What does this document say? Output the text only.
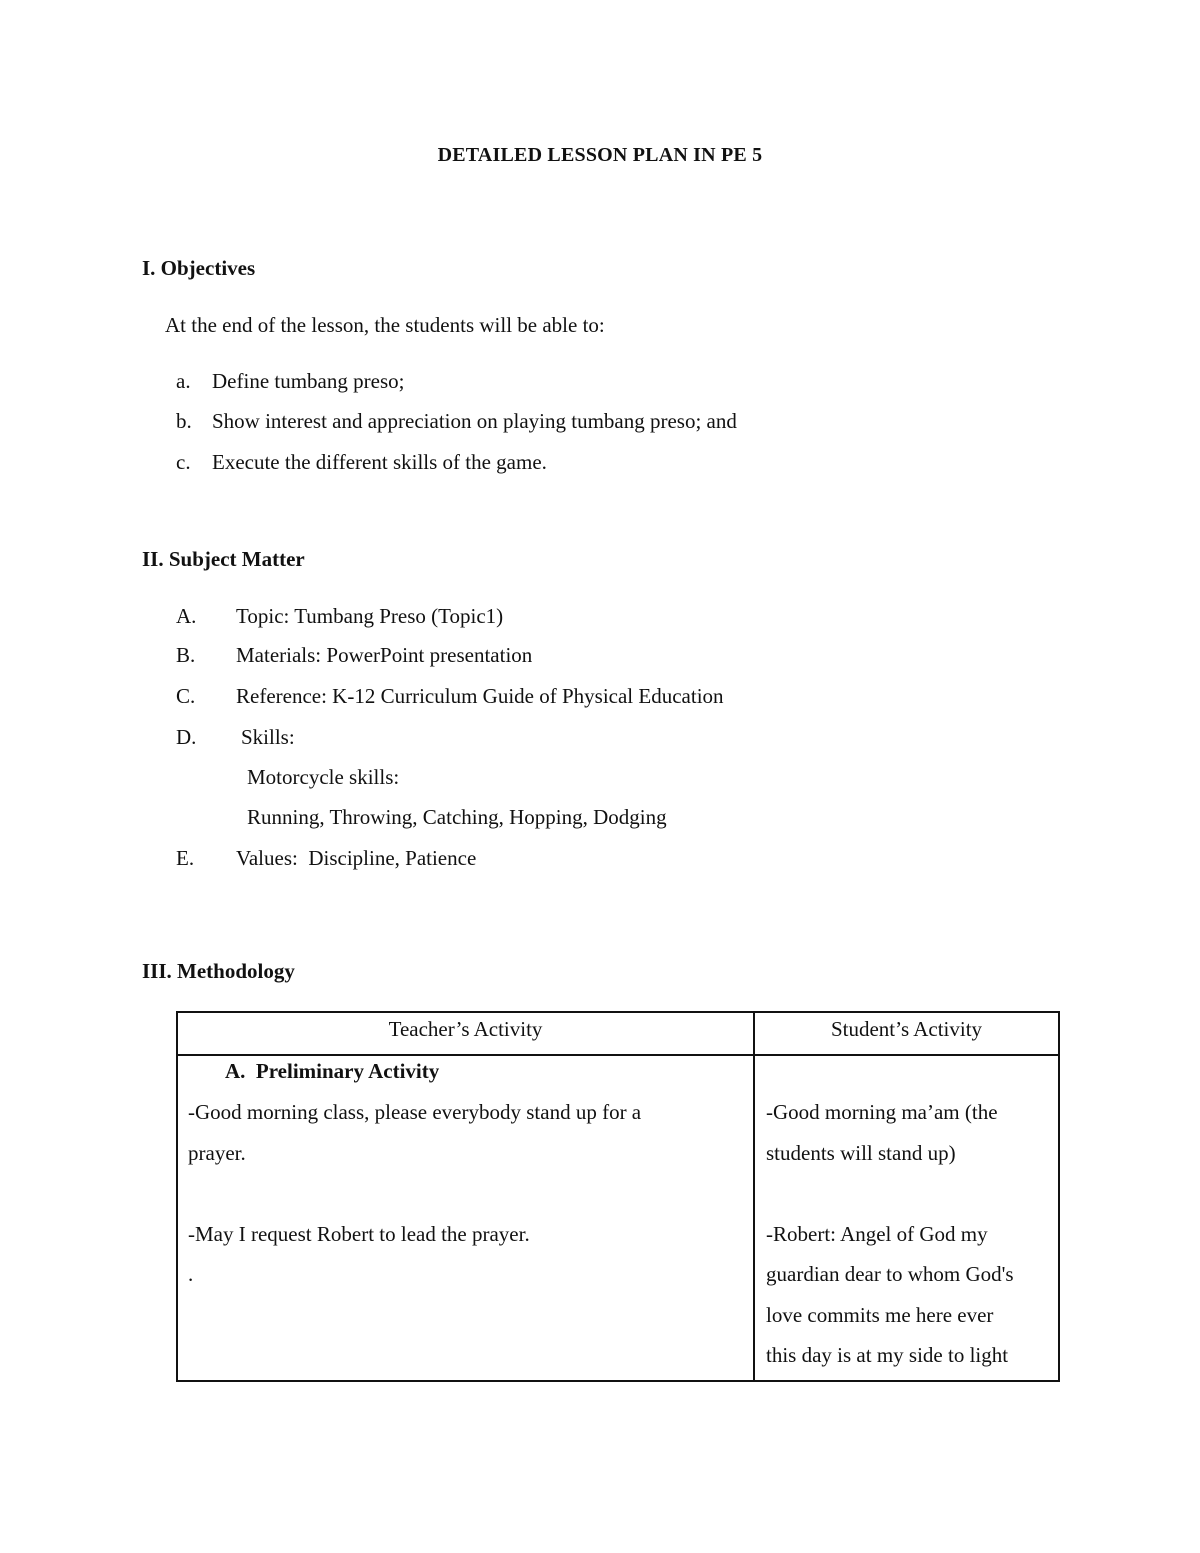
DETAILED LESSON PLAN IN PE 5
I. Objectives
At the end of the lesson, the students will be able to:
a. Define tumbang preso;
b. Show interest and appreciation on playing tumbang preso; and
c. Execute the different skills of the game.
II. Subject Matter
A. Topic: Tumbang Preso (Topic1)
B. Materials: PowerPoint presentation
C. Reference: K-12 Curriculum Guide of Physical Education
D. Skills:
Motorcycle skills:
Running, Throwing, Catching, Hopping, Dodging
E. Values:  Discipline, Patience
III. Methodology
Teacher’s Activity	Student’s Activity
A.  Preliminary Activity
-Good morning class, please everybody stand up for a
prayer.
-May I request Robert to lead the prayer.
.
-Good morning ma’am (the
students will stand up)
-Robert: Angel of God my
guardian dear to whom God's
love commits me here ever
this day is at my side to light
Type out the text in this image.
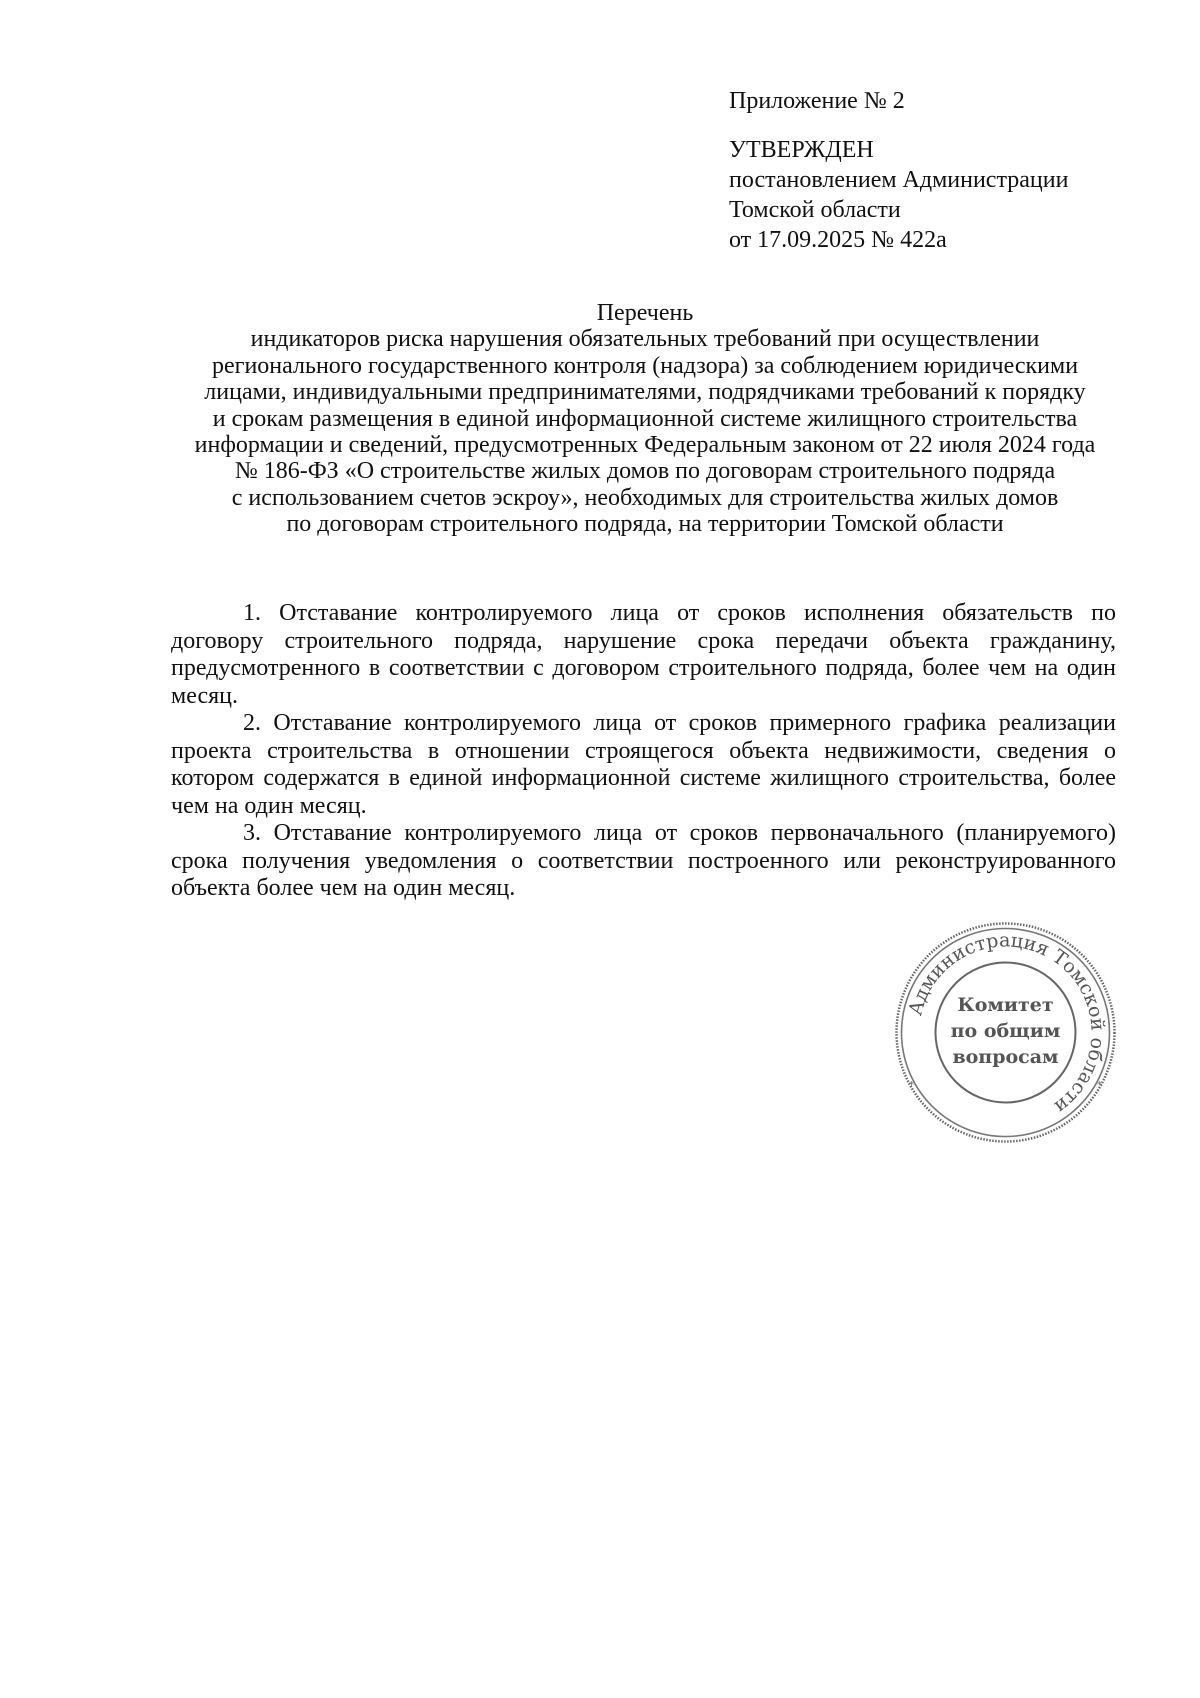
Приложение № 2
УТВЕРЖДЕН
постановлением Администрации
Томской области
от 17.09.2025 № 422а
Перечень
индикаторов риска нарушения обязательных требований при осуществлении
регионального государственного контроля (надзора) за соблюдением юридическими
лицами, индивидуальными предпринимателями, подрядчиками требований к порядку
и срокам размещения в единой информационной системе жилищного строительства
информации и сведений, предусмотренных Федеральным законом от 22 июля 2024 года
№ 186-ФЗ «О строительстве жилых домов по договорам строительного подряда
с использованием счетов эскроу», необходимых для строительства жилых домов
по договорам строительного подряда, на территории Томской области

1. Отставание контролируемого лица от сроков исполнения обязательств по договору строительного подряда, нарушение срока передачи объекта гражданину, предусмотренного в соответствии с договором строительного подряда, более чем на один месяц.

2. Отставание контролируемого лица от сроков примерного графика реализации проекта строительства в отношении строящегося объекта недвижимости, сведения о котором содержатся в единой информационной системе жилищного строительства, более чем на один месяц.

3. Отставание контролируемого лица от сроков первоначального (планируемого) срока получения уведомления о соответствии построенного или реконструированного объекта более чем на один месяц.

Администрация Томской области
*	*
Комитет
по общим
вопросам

• **What you have to do**: Without the pictures, reproduce every line of the records above exactly.

• **Response below**:
What does this document say? Output the text only.
DETAILED LESSON PLAN IN PE 5
I. Objectives
At the end of the lesson, the students will be able to:
a. Define tumbang preso;
b. Show interest and appreciation on playing tumbang preso; and
c. Execute the different skills of the game.
II. Subject Matter
A. Topic: Tumbang Preso (Topic1)
B. Materials: PowerPoint presentation
C. Reference: K-12 Curriculum Guide of Physical Education
D. Skills:
Motorcycle skills:
Running, Throwing, Catching, Hopping, Dodging
E. Values:  Discipline, Patience
III. Methodology
Teacher’s Activity	Student’s Activity
A.  Preliminary Activity
-Good morning class, please everybody stand up for a
prayer.
-May I request Robert to lead the prayer.
.
-Good morning ma’am (the
students will stand up)
-Robert: Angel of God my
guardian dear to whom God's
love commits me here ever
this day is at my side to light
Type out the text in this image.
Приложение № 2
УТВЕРЖДЕН
постановлением Администрации
Томской области
от 17.09.2025 № 422а
Перечень
индикаторов риска нарушения обязательных требований при осуществлении
регионального государственного контроля (надзора) за соблюдением юридическими
лицами, индивидуальными предпринимателями, подрядчиками требований к порядку
и срокам размещения в единой информационной системе жилищного строительства
информации и сведений, предусмотренных Федеральным законом от 22 июля 2024 года
№ 186-ФЗ «О строительстве жилых домов по договорам строительного подряда
с использованием счетов эскроу», необходимых для строительства жилых домов
по договорам строительного подряда, на территории Томской области

1. Отставание контролируемого лица от сроков исполнения обязательств по договору строительного подряда, нарушение срока передачи объекта гражданину, предусмотренного в соответствии с договором строительного подряда, более чем на один месяц.

2. Отставание контролируемого лица от сроков примерного графика реализации проекта строительства в отношении строящегося объекта недвижимости, сведения о котором содержатся в единой информационной системе жилищного строительства, более чем на один месяц.

3. Отставание контролируемого лица от сроков первоначального (планируемого) срока получения уведомления о соответствии построенного или реконструированного объекта более чем на один месяц.

Администрация Томской области
*	*
Комитет
по общим
вопросам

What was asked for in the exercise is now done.